DATA FOR THE TASK:
[BEGIN]
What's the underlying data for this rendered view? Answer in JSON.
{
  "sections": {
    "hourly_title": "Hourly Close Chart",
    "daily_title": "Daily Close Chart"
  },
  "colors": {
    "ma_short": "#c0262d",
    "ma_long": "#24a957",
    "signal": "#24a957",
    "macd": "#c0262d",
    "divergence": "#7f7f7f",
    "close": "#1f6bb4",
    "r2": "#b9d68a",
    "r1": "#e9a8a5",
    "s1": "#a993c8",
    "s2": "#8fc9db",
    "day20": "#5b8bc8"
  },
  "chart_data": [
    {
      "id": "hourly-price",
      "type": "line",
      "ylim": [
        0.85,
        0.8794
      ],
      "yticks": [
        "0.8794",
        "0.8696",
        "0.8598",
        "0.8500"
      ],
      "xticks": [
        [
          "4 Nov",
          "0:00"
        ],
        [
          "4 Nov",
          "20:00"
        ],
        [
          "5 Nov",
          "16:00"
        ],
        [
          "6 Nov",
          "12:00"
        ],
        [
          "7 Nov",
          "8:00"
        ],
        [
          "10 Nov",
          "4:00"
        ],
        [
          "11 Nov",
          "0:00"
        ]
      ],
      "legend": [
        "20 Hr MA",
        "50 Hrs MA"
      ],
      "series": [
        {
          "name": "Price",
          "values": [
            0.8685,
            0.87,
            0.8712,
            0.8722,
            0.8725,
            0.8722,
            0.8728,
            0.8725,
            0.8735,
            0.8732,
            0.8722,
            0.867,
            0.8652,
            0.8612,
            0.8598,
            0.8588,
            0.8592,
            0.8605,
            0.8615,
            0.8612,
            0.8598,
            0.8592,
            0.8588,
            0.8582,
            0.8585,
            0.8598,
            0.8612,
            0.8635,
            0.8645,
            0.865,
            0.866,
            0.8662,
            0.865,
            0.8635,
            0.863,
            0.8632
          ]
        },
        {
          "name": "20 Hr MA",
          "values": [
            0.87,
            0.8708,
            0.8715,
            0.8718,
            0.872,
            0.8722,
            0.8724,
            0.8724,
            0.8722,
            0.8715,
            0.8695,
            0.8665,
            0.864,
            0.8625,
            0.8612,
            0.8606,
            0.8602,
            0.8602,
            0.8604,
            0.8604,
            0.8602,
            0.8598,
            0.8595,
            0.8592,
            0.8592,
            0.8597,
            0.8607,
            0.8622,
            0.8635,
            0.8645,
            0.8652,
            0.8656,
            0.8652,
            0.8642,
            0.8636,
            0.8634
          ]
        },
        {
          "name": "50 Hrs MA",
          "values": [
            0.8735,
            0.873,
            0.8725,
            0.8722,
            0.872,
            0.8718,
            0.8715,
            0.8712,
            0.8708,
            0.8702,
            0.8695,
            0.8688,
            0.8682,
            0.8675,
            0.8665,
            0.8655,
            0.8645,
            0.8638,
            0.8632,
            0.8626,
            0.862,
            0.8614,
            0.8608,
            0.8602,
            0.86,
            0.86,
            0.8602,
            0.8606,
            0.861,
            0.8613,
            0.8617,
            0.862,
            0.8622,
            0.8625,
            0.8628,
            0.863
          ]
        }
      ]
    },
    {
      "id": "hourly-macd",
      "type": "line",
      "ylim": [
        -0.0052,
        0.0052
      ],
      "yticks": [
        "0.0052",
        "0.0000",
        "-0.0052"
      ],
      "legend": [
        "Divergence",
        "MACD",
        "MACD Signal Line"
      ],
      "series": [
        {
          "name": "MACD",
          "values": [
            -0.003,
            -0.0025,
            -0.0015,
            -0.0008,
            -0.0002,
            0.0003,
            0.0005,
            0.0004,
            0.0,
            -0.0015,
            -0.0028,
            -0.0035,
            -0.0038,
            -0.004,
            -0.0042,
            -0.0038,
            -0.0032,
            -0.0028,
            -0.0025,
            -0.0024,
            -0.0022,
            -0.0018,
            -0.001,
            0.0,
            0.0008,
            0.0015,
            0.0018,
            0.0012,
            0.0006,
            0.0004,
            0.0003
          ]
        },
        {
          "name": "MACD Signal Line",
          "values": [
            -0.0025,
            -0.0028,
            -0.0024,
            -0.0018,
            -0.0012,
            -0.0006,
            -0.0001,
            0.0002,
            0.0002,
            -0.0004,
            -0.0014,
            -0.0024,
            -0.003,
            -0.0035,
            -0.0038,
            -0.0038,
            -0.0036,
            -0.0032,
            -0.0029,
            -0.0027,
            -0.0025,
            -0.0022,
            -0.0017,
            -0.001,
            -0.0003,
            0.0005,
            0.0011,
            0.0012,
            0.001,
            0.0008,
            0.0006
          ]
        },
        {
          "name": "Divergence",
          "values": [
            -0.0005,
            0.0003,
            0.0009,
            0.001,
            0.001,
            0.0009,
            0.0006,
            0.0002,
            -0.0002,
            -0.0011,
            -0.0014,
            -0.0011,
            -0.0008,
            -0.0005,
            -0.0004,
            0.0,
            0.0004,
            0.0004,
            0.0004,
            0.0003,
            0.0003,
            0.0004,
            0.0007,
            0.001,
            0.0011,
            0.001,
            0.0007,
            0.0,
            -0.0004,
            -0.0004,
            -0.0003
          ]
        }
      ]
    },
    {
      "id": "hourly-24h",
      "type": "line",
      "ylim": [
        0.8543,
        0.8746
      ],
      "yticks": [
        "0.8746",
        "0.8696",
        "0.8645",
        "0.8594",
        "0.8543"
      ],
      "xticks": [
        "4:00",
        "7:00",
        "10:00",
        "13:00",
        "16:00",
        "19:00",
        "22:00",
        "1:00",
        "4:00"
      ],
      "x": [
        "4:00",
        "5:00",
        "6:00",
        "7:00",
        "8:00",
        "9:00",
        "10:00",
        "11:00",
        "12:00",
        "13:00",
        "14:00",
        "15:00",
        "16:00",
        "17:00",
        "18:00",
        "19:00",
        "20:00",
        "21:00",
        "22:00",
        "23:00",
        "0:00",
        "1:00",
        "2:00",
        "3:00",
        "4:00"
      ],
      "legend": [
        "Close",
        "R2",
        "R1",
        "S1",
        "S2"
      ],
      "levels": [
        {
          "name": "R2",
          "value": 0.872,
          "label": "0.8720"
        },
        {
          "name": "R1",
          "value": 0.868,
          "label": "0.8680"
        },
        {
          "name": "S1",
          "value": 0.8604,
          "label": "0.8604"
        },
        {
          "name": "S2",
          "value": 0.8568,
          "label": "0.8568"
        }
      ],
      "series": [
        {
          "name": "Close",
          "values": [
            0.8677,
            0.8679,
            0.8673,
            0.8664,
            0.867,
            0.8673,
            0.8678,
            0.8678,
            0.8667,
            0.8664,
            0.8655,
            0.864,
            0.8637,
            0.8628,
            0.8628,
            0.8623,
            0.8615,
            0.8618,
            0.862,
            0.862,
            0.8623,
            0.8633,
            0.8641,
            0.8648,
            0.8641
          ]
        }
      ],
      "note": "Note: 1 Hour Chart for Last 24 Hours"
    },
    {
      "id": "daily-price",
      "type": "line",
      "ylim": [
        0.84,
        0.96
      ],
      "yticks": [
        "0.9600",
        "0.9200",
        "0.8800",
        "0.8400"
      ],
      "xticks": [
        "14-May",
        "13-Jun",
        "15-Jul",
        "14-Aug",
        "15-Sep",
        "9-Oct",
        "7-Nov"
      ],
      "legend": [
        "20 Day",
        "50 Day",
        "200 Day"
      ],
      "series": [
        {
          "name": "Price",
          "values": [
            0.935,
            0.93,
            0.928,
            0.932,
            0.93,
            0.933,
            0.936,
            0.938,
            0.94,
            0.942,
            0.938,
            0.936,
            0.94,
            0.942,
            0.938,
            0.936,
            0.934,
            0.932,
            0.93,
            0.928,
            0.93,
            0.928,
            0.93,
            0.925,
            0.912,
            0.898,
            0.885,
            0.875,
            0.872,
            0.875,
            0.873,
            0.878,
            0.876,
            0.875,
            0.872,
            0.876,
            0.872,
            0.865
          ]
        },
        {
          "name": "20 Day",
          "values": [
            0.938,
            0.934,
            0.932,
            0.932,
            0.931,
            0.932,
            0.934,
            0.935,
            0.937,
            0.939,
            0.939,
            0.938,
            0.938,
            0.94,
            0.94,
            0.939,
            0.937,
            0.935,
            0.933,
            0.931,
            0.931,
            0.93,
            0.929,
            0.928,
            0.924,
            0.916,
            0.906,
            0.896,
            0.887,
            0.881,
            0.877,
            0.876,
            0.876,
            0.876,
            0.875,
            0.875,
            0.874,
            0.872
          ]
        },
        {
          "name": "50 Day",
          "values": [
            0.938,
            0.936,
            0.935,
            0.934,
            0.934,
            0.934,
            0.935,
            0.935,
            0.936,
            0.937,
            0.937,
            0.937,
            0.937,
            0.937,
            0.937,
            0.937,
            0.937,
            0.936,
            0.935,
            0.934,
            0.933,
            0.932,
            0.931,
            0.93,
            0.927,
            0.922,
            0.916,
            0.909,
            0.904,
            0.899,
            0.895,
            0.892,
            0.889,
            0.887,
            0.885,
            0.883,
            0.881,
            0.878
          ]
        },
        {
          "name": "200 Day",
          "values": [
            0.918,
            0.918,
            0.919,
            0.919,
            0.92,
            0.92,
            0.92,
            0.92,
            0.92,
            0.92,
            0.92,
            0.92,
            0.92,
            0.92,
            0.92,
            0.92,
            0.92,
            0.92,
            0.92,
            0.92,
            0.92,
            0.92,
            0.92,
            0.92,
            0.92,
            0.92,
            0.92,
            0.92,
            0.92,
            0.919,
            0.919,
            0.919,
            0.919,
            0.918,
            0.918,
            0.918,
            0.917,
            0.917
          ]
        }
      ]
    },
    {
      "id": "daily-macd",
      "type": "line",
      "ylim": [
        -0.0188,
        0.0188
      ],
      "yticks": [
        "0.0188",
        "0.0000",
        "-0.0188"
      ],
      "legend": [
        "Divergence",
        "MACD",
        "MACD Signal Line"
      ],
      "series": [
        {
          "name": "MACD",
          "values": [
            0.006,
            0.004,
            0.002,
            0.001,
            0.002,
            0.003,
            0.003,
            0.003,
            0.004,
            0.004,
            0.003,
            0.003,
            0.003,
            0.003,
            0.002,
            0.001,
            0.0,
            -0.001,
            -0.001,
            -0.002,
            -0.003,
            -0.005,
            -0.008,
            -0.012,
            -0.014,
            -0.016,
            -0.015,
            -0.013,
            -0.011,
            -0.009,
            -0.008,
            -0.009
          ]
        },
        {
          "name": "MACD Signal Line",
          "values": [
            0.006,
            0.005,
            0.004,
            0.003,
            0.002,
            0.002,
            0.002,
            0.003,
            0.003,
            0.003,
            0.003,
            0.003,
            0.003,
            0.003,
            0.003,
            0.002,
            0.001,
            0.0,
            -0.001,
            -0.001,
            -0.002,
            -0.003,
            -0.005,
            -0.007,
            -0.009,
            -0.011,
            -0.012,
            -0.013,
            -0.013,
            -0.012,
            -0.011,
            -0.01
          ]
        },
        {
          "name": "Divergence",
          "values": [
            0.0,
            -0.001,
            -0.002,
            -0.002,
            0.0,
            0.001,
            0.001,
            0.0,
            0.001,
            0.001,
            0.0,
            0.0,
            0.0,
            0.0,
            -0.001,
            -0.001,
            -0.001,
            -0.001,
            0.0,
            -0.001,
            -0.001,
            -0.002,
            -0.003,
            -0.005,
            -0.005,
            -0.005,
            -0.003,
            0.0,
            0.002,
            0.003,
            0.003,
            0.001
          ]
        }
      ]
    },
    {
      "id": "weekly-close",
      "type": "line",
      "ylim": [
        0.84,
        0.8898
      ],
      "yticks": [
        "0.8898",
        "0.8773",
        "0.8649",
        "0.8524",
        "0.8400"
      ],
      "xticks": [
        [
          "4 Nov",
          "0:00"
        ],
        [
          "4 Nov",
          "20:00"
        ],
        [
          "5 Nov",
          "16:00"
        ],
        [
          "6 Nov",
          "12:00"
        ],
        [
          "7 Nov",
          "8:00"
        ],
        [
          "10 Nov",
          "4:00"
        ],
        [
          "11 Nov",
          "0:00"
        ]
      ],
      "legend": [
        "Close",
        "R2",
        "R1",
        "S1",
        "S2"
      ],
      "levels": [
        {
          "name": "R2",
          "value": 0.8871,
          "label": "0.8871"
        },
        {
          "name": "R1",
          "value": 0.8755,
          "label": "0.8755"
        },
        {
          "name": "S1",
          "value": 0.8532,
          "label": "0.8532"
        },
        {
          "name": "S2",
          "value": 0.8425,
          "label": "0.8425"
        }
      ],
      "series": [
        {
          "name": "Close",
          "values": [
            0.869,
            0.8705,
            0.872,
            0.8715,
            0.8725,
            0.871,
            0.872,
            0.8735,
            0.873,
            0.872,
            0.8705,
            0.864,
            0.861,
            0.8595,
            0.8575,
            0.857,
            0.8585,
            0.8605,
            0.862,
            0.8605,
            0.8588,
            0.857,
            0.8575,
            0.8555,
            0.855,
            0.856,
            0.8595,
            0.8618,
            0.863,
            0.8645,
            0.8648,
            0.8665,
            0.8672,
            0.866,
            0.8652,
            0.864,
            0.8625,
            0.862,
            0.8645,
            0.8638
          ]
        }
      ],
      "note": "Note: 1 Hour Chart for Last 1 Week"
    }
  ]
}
[END]
EXERCISE DIRECTIONS: Find each line holding the string "Last" and copy it out.

SOLUTION:
      "note": "Note: 1 Hour Chart for Last 24 Hours"
      "note": "Note: 1 Hour Chart for Last 1 Week"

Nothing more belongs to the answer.